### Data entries
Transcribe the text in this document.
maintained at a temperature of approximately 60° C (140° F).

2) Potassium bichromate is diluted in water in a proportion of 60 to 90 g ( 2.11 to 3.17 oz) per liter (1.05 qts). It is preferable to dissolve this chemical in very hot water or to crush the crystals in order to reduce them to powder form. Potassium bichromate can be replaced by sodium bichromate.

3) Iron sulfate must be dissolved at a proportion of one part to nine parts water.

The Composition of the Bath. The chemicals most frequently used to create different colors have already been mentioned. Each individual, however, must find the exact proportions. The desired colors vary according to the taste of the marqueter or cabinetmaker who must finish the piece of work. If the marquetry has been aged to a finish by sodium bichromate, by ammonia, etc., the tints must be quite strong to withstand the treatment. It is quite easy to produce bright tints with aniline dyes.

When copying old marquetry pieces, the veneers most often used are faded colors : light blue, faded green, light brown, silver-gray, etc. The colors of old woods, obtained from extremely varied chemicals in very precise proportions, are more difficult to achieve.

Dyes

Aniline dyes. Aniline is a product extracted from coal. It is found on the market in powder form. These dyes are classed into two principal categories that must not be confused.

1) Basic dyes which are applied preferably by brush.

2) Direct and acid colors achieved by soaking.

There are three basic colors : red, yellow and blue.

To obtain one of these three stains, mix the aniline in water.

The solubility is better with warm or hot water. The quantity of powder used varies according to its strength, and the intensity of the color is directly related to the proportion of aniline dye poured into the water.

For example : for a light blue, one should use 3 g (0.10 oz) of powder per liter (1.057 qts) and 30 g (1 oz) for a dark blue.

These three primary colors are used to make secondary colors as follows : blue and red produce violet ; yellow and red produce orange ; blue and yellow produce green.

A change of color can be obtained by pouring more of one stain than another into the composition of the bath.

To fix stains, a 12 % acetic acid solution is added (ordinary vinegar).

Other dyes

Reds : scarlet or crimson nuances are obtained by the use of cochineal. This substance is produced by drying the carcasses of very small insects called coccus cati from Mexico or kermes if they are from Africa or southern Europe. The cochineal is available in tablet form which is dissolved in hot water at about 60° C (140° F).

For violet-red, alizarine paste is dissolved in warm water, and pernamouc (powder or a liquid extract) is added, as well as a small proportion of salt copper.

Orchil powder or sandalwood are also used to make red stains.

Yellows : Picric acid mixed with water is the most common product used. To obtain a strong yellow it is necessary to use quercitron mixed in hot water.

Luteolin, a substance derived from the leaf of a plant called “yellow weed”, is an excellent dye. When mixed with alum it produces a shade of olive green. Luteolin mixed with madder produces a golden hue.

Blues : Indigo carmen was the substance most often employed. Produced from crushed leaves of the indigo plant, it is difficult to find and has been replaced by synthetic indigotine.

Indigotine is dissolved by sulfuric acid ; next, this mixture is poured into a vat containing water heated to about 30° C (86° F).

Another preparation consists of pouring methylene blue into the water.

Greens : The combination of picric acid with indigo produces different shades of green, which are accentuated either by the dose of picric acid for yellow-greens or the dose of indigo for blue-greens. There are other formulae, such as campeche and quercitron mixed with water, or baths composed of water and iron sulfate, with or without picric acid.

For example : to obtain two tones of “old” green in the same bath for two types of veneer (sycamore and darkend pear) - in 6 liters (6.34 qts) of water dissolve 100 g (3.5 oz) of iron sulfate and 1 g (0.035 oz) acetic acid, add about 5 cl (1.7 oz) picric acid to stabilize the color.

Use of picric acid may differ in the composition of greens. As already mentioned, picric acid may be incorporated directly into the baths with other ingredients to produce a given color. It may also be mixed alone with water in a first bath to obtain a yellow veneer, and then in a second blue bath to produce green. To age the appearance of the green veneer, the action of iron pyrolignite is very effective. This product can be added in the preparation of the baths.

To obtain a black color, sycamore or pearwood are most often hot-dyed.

---

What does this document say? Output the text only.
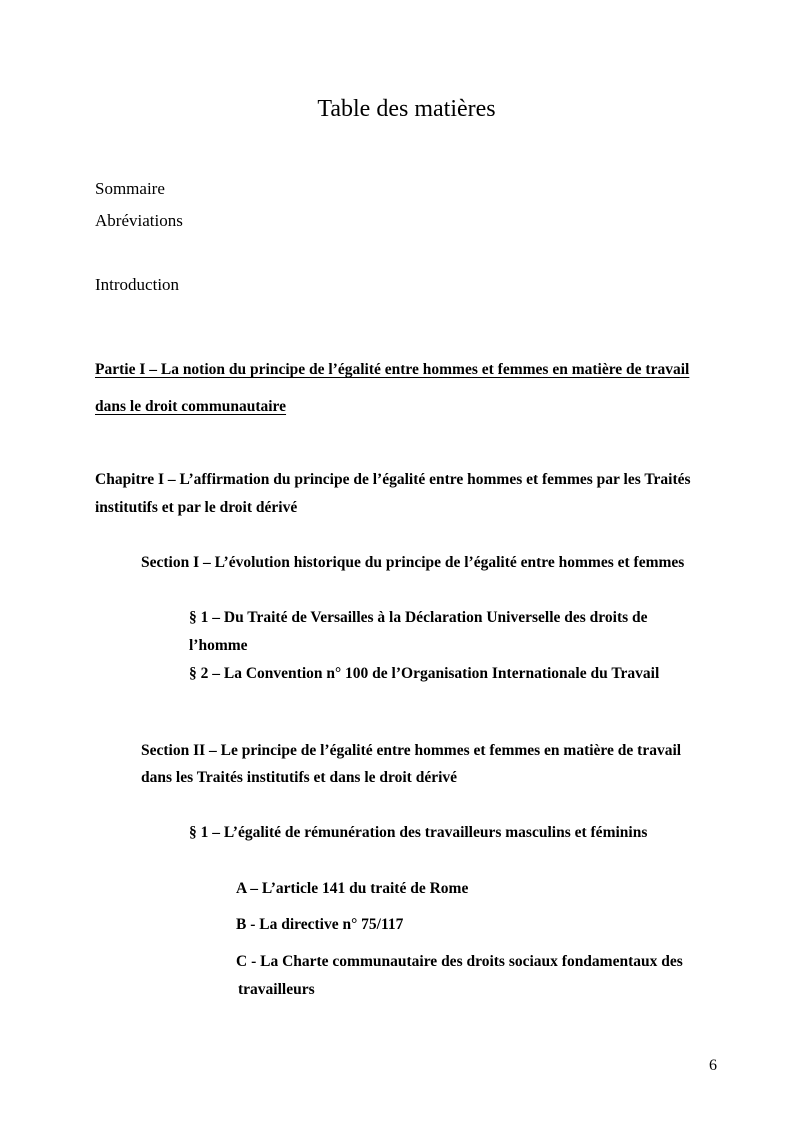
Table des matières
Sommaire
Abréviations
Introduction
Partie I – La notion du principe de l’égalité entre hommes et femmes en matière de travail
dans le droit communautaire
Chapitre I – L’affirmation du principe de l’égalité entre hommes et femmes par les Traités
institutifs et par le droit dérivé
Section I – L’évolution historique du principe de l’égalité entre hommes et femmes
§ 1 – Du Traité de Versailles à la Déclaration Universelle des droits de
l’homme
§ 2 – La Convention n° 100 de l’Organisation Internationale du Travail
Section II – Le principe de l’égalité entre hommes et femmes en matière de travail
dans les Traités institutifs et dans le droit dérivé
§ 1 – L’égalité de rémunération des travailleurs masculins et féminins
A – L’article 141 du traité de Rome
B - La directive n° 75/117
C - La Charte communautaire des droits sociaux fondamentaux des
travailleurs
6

### PROBLEM DETAILS
Copy each line of the preceding data that contains the string "light".

### SOLVED EXERCISE
When copying old marquetry pieces, the veneers most often used are faded colors : light blue, faded green, light brown, silver-gray, etc. The colors of old woods, obtained from extremely varied chemicals in very precise proportions, are more difficult to achieve.
For example : for a light blue, one should use 3 g (0.10 oz) of powder per liter (1.057 qts) and 30 g (1 oz) for a dark blue.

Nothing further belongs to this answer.